Where a line below holds the string "DOWN", copy that line.

Data listing
------------------------------

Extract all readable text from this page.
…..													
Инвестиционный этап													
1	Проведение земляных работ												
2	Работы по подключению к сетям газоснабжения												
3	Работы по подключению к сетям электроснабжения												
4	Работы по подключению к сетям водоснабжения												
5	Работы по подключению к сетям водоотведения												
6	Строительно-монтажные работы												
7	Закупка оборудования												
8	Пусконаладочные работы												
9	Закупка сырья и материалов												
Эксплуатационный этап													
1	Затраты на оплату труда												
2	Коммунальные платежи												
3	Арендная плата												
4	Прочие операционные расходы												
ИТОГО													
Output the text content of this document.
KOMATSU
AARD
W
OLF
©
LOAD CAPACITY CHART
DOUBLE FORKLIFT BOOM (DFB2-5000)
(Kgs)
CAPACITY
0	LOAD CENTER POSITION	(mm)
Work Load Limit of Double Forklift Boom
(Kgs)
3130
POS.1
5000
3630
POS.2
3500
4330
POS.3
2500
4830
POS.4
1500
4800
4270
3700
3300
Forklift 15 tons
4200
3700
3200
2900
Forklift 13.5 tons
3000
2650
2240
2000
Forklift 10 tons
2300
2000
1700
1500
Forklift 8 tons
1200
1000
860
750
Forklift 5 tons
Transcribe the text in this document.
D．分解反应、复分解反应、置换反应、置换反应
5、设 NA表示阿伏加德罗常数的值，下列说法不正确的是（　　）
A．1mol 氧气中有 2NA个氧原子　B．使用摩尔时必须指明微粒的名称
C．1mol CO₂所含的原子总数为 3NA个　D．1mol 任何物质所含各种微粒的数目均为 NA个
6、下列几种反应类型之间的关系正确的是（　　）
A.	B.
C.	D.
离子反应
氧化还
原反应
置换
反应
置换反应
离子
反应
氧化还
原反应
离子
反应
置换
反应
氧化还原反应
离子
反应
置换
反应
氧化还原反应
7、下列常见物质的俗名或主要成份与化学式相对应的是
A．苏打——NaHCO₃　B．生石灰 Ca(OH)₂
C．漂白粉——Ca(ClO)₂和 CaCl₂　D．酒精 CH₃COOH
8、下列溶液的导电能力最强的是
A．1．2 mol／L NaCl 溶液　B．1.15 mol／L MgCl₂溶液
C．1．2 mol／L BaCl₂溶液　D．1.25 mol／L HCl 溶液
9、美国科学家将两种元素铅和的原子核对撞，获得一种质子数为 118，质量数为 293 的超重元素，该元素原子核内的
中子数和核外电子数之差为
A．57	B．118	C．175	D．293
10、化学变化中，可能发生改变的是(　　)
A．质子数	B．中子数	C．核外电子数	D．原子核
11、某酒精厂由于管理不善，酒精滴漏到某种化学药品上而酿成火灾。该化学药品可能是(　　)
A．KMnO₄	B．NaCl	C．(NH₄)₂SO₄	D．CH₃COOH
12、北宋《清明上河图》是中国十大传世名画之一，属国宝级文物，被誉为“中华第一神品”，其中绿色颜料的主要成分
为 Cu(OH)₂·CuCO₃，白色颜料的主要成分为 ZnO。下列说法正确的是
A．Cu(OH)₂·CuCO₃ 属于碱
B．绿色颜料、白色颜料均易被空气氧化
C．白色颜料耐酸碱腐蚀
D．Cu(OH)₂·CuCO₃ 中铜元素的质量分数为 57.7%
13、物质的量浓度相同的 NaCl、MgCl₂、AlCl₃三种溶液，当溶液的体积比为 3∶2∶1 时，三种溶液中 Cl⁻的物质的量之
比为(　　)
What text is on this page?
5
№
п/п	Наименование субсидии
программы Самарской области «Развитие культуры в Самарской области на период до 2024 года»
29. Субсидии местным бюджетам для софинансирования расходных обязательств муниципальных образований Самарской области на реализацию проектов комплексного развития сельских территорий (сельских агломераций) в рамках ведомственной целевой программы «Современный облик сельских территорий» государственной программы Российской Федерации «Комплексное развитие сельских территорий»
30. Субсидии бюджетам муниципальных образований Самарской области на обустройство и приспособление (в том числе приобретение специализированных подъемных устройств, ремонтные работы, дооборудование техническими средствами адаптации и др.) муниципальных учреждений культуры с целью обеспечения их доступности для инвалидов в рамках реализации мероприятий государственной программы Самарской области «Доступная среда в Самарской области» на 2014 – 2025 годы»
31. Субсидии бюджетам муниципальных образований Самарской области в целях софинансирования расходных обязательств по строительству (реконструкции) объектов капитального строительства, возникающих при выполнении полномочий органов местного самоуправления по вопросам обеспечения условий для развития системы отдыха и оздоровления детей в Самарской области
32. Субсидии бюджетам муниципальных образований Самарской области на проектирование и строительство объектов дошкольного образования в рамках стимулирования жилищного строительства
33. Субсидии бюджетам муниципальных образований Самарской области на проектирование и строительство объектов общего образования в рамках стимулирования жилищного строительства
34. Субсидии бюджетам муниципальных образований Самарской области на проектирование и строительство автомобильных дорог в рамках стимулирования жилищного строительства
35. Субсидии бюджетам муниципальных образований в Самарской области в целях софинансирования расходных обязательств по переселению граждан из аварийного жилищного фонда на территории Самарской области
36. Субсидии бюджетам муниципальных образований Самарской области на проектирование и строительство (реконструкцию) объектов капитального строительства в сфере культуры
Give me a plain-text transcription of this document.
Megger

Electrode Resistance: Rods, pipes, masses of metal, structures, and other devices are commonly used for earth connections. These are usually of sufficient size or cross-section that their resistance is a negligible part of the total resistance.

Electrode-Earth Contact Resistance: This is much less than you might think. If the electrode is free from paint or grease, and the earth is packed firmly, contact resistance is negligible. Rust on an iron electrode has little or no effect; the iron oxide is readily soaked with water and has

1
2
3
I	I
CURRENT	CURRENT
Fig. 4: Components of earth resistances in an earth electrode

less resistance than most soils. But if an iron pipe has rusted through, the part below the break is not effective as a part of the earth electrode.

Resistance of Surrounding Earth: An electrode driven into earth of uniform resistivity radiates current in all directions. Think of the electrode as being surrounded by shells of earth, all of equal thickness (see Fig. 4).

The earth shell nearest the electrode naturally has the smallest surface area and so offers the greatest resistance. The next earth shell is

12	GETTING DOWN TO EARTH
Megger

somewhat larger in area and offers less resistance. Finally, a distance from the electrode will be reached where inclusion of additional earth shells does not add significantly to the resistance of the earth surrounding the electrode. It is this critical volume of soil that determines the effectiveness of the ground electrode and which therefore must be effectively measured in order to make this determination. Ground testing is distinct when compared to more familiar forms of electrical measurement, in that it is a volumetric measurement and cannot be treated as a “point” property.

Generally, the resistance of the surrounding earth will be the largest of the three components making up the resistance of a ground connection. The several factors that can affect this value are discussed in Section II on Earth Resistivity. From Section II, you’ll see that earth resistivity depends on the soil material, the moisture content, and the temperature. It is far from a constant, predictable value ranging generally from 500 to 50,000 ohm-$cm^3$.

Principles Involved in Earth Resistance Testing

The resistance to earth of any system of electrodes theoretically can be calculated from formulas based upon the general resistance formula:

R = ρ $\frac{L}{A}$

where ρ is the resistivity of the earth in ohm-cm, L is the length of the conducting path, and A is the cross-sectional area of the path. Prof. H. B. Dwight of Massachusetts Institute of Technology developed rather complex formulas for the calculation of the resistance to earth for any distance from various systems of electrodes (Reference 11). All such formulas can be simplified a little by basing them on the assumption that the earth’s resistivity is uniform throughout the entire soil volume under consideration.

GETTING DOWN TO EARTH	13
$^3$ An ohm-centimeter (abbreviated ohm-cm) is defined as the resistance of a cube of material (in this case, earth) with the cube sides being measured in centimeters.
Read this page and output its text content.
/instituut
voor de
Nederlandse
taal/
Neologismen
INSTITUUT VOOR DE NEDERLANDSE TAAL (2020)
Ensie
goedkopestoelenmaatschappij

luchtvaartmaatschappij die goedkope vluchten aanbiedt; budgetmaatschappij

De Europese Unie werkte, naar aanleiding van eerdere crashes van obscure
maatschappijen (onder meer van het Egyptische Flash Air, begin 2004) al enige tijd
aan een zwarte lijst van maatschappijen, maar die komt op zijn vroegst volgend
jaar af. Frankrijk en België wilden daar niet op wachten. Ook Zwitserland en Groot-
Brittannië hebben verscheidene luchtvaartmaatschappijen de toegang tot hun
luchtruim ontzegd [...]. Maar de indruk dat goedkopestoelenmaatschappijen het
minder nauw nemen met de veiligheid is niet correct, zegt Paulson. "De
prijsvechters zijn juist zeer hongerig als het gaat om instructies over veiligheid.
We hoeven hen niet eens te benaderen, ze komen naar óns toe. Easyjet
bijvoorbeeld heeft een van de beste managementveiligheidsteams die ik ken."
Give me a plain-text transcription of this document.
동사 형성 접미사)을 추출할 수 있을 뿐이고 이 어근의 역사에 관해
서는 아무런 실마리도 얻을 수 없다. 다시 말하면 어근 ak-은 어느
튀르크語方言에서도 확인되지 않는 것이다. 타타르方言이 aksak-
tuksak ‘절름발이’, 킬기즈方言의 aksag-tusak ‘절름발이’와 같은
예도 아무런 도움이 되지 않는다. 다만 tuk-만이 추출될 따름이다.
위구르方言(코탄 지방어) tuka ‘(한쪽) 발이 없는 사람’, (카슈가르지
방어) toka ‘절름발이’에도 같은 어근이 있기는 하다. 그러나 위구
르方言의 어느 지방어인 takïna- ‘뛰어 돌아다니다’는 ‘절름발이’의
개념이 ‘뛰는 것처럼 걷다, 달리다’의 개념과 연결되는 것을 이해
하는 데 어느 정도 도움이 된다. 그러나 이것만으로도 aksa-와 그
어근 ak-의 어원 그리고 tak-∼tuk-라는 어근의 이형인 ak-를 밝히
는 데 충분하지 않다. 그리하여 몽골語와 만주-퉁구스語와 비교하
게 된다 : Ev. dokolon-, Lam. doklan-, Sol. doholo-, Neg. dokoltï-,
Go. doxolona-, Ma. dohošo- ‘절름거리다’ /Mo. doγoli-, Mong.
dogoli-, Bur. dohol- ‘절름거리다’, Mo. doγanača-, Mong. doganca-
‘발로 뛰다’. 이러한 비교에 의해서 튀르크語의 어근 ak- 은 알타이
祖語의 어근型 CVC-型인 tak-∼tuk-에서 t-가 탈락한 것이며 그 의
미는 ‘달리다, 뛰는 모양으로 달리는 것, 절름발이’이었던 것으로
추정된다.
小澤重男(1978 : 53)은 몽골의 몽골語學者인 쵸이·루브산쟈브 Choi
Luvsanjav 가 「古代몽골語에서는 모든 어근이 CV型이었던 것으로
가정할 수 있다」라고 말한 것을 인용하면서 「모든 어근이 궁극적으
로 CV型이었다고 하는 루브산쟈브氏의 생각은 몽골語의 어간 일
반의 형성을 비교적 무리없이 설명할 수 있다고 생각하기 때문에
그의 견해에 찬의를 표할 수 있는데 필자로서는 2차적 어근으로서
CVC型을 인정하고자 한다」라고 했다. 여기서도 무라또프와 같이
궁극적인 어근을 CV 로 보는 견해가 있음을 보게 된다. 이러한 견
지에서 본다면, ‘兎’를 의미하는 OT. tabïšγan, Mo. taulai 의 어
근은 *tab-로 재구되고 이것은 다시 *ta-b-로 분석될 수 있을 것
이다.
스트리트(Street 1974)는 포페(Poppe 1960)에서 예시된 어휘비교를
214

------------------------------

Response
12	GETTING DOWN TO EARTH
GETTING DOWN TO EARTH	13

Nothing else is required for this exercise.